> _Task statement_
Identify the lines containing the word "based". Copy each one.

┌─ Available records

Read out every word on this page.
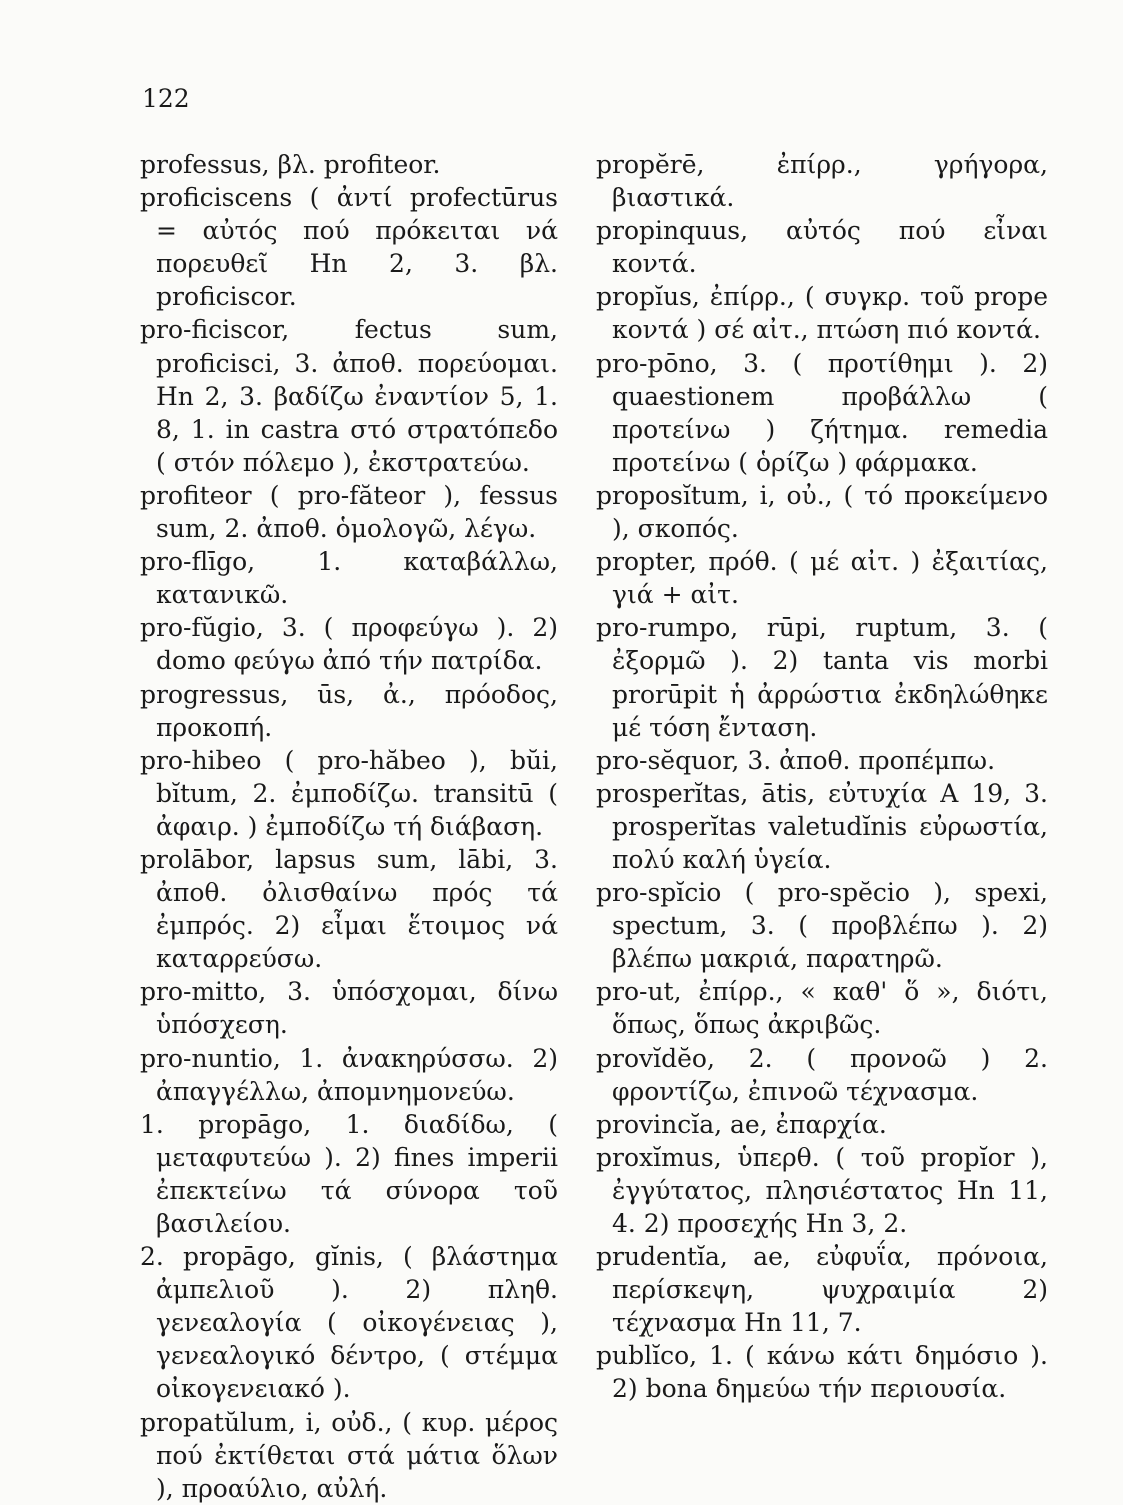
122

professus, βλ. profiteor.

proficiscens ( ἀντί profectūrus = αὐτός πού πρόκειται νά πορευθεῖ Hn 2, 3. βλ. proficiscor.

pro-ficiscor, fectus sum, proficisci, 3. ἀποθ. πορεύομαι. Hn 2, 3. βαδίζω ἐναντίον 5, 1. 8, 1. in castra στό στρατόπεδο ( στόν πόλεμο ), ἐκστρατεύω.

profiteor ( pro-făteor ), fessus sum, 2. ἀποθ. ὁμολογῶ, λέγω.

pro-flīgo, 1. καταβάλλω, κατανικῶ.

pro-fŭgio, 3. ( προφεύγω ). 2) domo φεύγω ἀπό τήν πατρίδα.

progressus, ūs, ἀ., πρόοδος, προκοπή.

pro-hibeo ( pro-hăbeo ), bŭi, bĭtum, 2. ἐμποδίζω. transitū ( ἀφαιρ. ) ἐμποδίζω τή διάβαση.

prolābor, lapsus sum, lābi, 3. ἀποθ. ὀλισθαίνω πρός τά ἐμπρός. 2) εἶμαι ἕτοιμος νά καταρρεύσω.

pro-mitto, 3. ὑπόσχομαι, δίνω ὑπόσχεση.

pro-nuntio, 1. ἀνακηρύσσω. 2) ἀπαγγέλλω, ἀπομνημονεύω.

1. propāgo, 1. διαδίδω, ( μεταφυτεύω ). 2) fines imperii ἐπεκτείνω τά σύνορα τοῦ βασιλείου.

2. propāgo, gĭnis, ( βλάστημα ἀμπελιοῦ ). 2) πληθ. γενεαλογία ( οἰκογένειας ), γενεαλογικό δέντρο, ( στέμμα οἰκογενειακό ).

propatŭlum, i, οὐδ., ( κυρ. μέρος πού ἐκτίθεται στά μάτια ὅλων ), προαύλιο, αὐλή.

propĕrē, ἐπίρρ., γρήγορα, βιαστικά.

propinquus, αὐτός πού εἶναι κοντά.

propĭus, ἐπίρρ., ( συγκρ. τοῦ prope κοντά ) σέ αἰτ., πτώση πιό κοντά.

pro-pōno, 3. ( προτίθημι ). 2) quaestionem προβάλλω ( προτείνω ) ζήτημα. remedia προτείνω ( ὁρίζω ) φάρμακα.

proposĭtum, i, οὐ., ( τό προκείμενο ), σκοπός.

propter, πρόθ. ( μέ αἰτ. ) ἐξαιτίας, γιά + αἰτ.

pro-rumpo, rūpi, ruptum, 3. ( ἐξορμῶ ). 2) tanta vis morbi prorūpit ἡ ἀρρώστια ἐκδηλώθηκε μέ τόση ἔνταση.

pro-sĕquor, 3. ἀποθ. προπέμπω.

prosperĭtas, ātis, εὐτυχία A 19, 3. prosperĭtas valetudĭnis εὐρωστία, πολύ καλή ὑγεία.

pro-spĭcio ( pro-spĕcio ), spexi, spectum, 3. ( προβλέπω ). 2) βλέπω μακριά, παρατηρῶ.

pro-ut, ἐπίρρ., « καθ' ὅ », διότι, ὅπως, ὅπως ἀκριβῶς.

provĭdĕo, 2. ( προνοῶ ) 2. φροντίζω, ἐπινοῶ τέχνασμα.

provincĭa, ae, ἐπαρχία.

proxĭmus, ὑπερθ. ( τοῦ propĭor ), ἐγγύτατος, πλησιέστατος Hn 11, 4. 2) προσεχής Hn 3, 2.

prudentĭa, ae, εὐφυΐα, πρόνοια, περίσκεψη, ψυχραιμία 2) τέχνασμα Hn 11, 7.

publĭco, 1. ( κάνω κάτι δημόσιο ). 2) bona δημεύω τήν περιουσία.
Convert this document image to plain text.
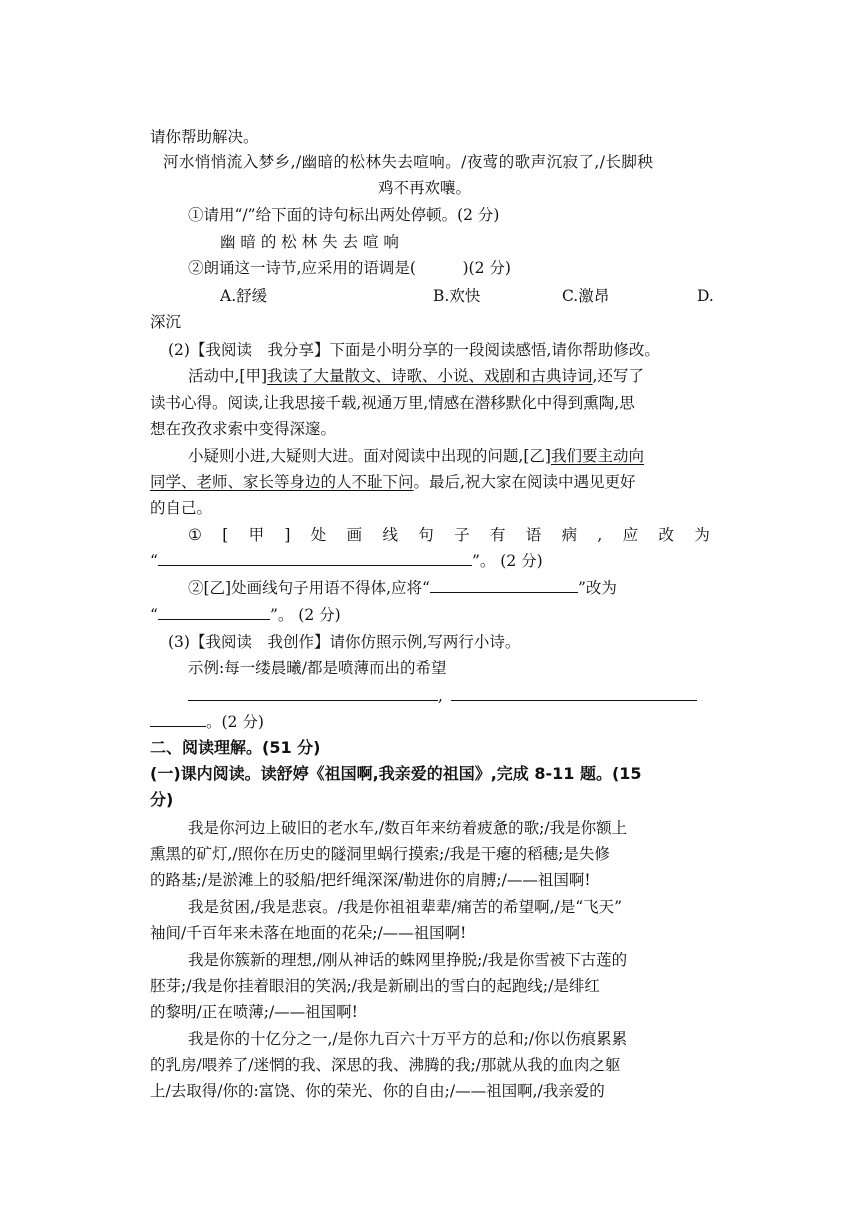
请你帮助解决。
河水悄悄流入梦乡,/幽暗的松林失去喧响。/夜莺的歌声沉寂了,/长脚秧
鸡不再欢嚷。
①请用“/”给下面的诗句标出两处停顿。(2 分)
幽 暗 的 松 林 失 去 喧 响
②朗诵这一诗节,应采用的语调是(　　　)(2 分)
A.舒缓	B.欢快	C.激昂	D.
深沉
(2)【我阅读　我分享】下面是小明分享的一段阅读感悟,请你帮助修改。
活动中,[甲]我读了大量散文、诗歌、小说、戏剧和古典诗词,还写了
读书心得。阅读,让我思接千载,视通万里,情感在潜移默化中得到熏陶,思
想在孜孜求索中变得深邃。
小疑则小进,大疑则大进。面对阅读中出现的问题,[乙]我们要主动向
同学、老师、家长等身边的人不耻下问。最后,祝大家在阅读中遇见更好
的自己。
① [ 甲 ] 处 画 线 句 子 有 语 病 , 应 改 为
“	”。 (2 分)
②[乙]处画线句子用语不得体,应将“	”改为
“	”。 (2 分)
(3)【我阅读　我创作】请你仿照示例,写两行小诗。
示例:每一缕晨曦/都是喷薄而出的希望
,
。(2 分)
二、阅读理解。(51 分)
(一)课内阅读。读舒婷《祖国啊,我亲爱的祖国》,完成 8-11 题。(15
分)
我是你河边上破旧的老水车,/数百年来纺着疲惫的歌;/我是你额上
熏黑的矿灯,/照你在历史的隧洞里蜗行摸索;/我是干瘪的稻穗;是失修
的路基;/是淤滩上的驳船/把纤绳深深/勒进你的肩膊;/——祖国啊!
我是贫困,/我是悲哀。/我是你祖祖辈辈/痛苦的希望啊,/是“飞天”
袖间/千百年来未落在地面的花朵;/——祖国啊!
我是你簇新的理想,/刚从神话的蛛网里挣脱;/我是你雪被下古莲的
胚芽;/我是你挂着眼泪的笑涡;/我是新刷出的雪白的起跑线;/是绯红
的黎明/正在喷薄;/——祖国啊!
我是你的十亿分之一,/是你九百六十万平方的总和;/你以伤痕累累
的乳房/喂养了/迷惘的我、深思的我、沸腾的我;/那就从我的血肉之躯
上/去取得/你的:富饶、你的荣光、你的自由;/——祖国啊,/我亲爱的
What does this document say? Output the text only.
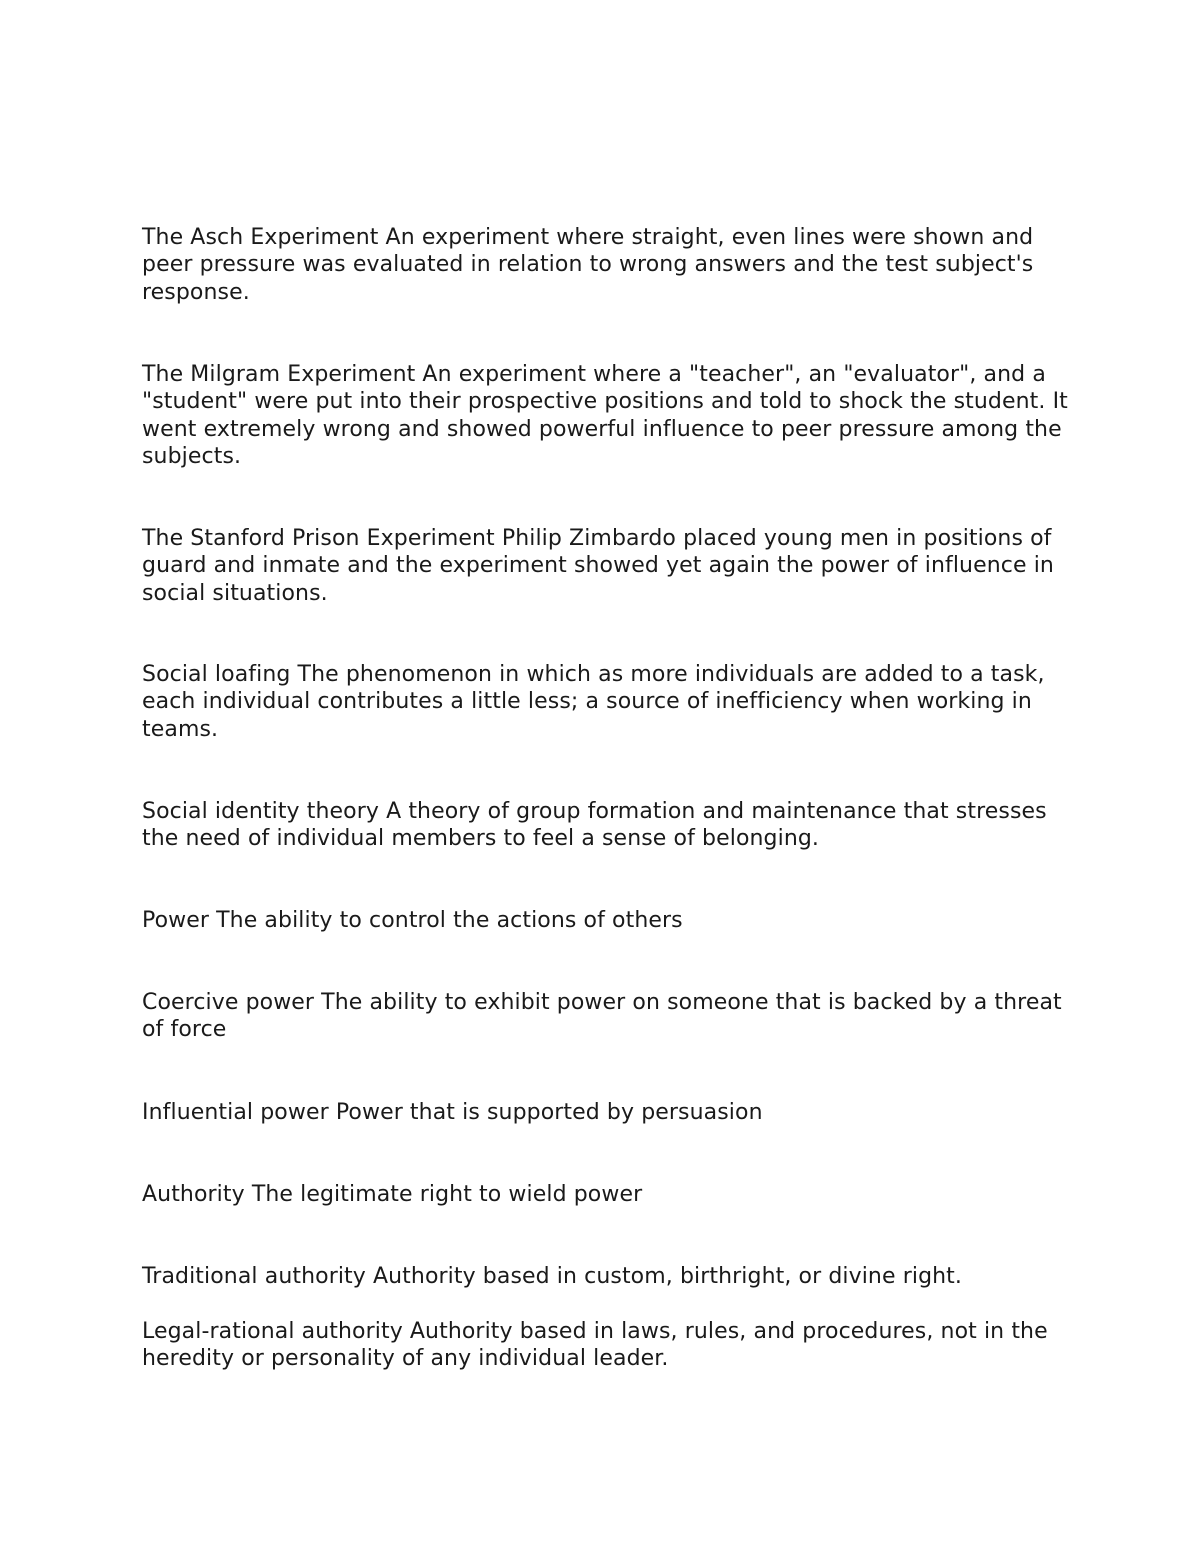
The Asch Experiment An experiment where straight, even lines were shown and peer pressure was evaluated in relation to wrong answers and the test subject's response.

The Milgram Experiment An experiment where a "teacher", an "evaluator", and a "student" were put into their prospective positions and told to shock the student. It went extremely wrong and showed powerful influence to peer pressure among the subjects.

The Stanford Prison Experiment Philip Zimbardo placed young men in positions of guard and inmate and the experiment showed yet again the power of influence in social situations.

Social loafing The phenomenon in which as more individuals are added to a task, each individual contributes a little less; a source of inefficiency when working in teams.

Social identity theory A theory of group formation and maintenance that stresses the need of individual members to feel a sense of belonging.

Power The ability to control the actions of others

Coercive power The ability to exhibit power on someone that is backed by a threat of force

Influential power Power that is supported by persuasion

Authority The legitimate right to wield power

Traditional authority Authority based in custom, birthright, or divine right.

Legal-rational authority Authority based in laws, rules, and procedures, not in the heredity or personality of any individual leader.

└─

> _Complete output_
Traditional authority Authority based in custom, birthright, or divine right.
Legal-rational authority Authority based in laws, rules, and procedures, not in the heredity or personality of any individual leader.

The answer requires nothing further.